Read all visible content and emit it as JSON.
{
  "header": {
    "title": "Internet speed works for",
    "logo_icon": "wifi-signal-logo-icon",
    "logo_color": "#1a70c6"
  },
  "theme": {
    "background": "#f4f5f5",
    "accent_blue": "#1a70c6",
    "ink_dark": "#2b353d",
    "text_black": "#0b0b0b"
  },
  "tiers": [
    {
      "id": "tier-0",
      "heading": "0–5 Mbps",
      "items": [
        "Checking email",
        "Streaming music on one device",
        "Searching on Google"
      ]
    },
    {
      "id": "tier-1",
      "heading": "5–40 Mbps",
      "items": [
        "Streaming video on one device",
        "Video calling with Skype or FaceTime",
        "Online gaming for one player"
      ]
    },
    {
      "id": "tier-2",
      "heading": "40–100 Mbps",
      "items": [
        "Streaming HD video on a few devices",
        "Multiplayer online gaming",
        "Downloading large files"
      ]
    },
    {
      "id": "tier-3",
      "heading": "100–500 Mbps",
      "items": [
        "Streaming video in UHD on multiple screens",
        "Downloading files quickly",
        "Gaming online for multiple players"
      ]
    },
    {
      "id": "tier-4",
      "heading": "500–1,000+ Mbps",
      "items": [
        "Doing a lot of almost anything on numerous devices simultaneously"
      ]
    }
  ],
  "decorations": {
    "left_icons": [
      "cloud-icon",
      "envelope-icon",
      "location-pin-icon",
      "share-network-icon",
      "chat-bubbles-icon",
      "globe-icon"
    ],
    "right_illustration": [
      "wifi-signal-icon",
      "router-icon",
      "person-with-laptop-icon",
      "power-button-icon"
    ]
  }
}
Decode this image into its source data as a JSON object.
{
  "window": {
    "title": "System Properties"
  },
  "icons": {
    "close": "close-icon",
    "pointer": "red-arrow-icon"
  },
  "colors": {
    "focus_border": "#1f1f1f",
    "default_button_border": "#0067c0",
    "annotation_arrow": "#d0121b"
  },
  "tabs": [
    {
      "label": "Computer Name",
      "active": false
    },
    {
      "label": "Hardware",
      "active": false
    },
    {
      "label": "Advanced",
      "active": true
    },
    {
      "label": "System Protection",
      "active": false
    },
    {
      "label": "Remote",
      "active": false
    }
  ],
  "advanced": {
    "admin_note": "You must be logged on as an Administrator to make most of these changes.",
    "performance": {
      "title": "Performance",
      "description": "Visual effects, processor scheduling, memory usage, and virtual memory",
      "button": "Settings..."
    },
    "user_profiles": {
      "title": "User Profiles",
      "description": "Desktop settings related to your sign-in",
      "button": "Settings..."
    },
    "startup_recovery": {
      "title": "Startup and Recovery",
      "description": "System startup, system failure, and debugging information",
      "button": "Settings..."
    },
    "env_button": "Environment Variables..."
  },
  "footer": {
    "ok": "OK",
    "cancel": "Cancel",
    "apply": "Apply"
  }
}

* **TASK BRIEF**: Reproduce the material verbatim, line by line.

* **ANSWER FOR THIS EXERCISE**:
Read all visible content and emit it as JSON.
{
  "header": {
    "title": "Internet speed works for",
    "logo_icon": "wifi-signal-logo-icon",
    "logo_color": "#1a70c6"
  },
  "theme": {
    "background": "#f4f5f5",
    "accent_blue": "#1a70c6",
    "ink_dark": "#2b353d",
    "text_black": "#0b0b0b"
  },
  "tiers": [
    {
      "id": "tier-0",
      "heading": "0–5 Mbps",
      "items": [
        "Checking email",
        "Streaming music on one device",
        "Searching on Google"
      ]
    },
    {
      "id": "tier-1",
      "heading": "5–40 Mbps",
      "items": [
        "Streaming video on one device",
        "Video calling with Skype or FaceTime",
        "Online gaming for one player"
      ]
    },
    {
      "id": "tier-2",
      "heading": "40–100 Mbps",
      "items": [
        "Streaming HD video on a few devices",
        "Multiplayer online gaming",
        "Downloading large files"
      ]
    },
    {
      "id": "tier-3",
      "heading": "100–500 Mbps",
      "items": [
        "Streaming video in UHD on multiple screens",
        "Downloading files quickly",
        "Gaming online for multiple players"
      ]
    },
    {
      "id": "tier-4",
      "heading": "500–1,000+ Mbps",
      "items": [
        "Doing a lot of almost anything on numerous devices simultaneously"
      ]
    }
  ],
  "decorations": {
    "left_icons": [
      "cloud-icon",
      "envelope-icon",
      "location-pin-icon",
      "share-network-icon",
      "chat-bubbles-icon",
      "globe-icon"
    ],
    "right_illustration": [
      "wifi-signal-icon",
      "router-icon",
      "person-with-laptop-icon",
      "power-button-icon"
    ]
  }
}
Decode this image into its source data as a JSON object.
{
  "window": {
    "title": "System Properties"
  },
  "icons": {
    "close": "close-icon",
    "pointer": "red-arrow-icon"
  },
  "colors": {
    "focus_border": "#1f1f1f",
    "default_button_border": "#0067c0",
    "annotation_arrow": "#d0121b"
  },
  "tabs": [
    {
      "label": "Computer Name",
      "active": false
    },
    {
      "label": "Hardware",
      "active": false
    },
    {
      "label": "Advanced",
      "active": true
    },
    {
      "label": "System Protection",
      "active": false
    },
    {
      "label": "Remote",
      "active": false
    }
  ],
  "advanced": {
    "admin_note": "You must be logged on as an Administrator to make most of these changes.",
    "performance": {
      "title": "Performance",
      "description": "Visual effects, processor scheduling, memory usage, and virtual memory",
      "button": "Settings..."
    },
    "user_profiles": {
      "title": "User Profiles",
      "description": "Desktop settings related to your sign-in",
      "button": "Settings..."
    },
    "startup_recovery": {
      "title": "Startup and Recovery",
      "description": "System startup, system failure, and debugging information",
      "button": "Settings..."
    },
    "env_button": "Environment Variables..."
  },
  "footer": {
    "ok": "OK",
    "cancel": "Cancel",
    "apply": "Apply"
  }
}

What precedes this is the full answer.